## [TASK DESCRIPTION]
Copy every line in which the string "detached" occurs.

━━ TASK MATERIAL ━━

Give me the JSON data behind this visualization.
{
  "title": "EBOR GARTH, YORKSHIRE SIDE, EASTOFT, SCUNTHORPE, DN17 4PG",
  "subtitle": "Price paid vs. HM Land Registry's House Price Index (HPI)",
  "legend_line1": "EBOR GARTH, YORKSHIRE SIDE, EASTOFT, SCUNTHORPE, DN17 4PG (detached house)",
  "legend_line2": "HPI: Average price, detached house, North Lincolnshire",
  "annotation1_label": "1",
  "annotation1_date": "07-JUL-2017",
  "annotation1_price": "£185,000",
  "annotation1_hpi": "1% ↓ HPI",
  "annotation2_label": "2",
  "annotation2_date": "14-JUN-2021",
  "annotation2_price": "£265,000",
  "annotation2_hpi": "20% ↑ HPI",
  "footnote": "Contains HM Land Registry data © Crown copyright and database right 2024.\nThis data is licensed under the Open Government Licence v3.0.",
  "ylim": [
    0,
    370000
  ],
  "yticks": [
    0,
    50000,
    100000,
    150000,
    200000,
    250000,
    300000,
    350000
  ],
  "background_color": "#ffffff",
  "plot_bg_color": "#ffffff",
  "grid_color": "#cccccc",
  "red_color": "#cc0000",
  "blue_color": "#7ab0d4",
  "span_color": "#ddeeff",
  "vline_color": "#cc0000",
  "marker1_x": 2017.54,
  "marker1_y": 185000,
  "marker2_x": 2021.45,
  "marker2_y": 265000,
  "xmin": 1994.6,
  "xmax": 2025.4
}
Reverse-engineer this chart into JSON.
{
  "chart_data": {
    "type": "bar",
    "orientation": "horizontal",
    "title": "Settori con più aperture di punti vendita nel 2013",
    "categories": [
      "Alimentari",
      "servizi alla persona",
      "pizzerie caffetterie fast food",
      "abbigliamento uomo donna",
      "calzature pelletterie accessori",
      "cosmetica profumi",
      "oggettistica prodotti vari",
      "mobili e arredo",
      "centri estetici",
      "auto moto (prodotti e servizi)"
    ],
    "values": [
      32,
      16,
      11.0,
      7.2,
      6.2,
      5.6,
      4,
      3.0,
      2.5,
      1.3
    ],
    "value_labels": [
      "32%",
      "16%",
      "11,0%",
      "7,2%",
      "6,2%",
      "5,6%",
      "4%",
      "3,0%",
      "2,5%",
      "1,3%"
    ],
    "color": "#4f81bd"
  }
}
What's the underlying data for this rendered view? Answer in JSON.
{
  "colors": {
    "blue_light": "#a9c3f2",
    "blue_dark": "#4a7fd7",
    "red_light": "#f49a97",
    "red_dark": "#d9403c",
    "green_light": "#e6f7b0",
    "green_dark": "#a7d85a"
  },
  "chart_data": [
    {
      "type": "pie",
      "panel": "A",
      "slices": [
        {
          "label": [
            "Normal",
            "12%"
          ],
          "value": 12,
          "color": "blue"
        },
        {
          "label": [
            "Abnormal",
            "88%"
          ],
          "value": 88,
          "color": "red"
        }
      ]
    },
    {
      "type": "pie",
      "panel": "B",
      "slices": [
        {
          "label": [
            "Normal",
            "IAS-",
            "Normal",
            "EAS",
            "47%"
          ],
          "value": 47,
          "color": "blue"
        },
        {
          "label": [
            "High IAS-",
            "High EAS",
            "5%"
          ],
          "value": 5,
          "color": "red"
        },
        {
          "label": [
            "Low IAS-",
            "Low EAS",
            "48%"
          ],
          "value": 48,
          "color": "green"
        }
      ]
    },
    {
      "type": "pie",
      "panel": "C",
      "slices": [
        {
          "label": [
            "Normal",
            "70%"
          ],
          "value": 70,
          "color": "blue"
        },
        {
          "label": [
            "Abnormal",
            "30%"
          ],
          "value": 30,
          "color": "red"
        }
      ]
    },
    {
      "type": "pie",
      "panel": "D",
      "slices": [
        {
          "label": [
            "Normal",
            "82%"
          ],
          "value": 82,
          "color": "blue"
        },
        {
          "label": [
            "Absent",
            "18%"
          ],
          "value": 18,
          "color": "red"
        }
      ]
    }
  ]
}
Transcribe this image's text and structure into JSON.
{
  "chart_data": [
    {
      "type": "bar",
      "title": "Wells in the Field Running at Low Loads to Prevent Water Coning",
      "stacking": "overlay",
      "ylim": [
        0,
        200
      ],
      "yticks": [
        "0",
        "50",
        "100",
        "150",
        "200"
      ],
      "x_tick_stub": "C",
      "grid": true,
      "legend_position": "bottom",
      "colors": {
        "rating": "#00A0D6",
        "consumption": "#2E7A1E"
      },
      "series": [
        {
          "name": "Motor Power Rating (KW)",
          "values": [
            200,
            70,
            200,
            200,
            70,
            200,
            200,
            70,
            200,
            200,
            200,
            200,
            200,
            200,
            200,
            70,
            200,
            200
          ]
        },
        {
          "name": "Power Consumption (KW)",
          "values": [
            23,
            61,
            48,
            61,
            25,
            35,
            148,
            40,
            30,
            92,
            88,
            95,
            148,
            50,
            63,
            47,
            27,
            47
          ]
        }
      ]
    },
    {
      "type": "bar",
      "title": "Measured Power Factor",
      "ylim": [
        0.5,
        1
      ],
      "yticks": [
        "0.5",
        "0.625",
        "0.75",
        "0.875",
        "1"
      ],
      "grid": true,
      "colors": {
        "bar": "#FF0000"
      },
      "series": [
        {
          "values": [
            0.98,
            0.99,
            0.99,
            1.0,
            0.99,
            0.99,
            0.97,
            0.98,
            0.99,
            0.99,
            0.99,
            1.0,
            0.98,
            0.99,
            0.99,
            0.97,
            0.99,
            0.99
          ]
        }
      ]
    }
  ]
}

━━━

## [RESULT OF THIS EXERCISE]
  "legend_line1": "EBOR GARTH, YORKSHIRE SIDE, EASTOFT, SCUNTHORPE, DN17 4PG (detached house)",
  "legend_line2": "HPI: Average price, detached house, North Lincolnshire",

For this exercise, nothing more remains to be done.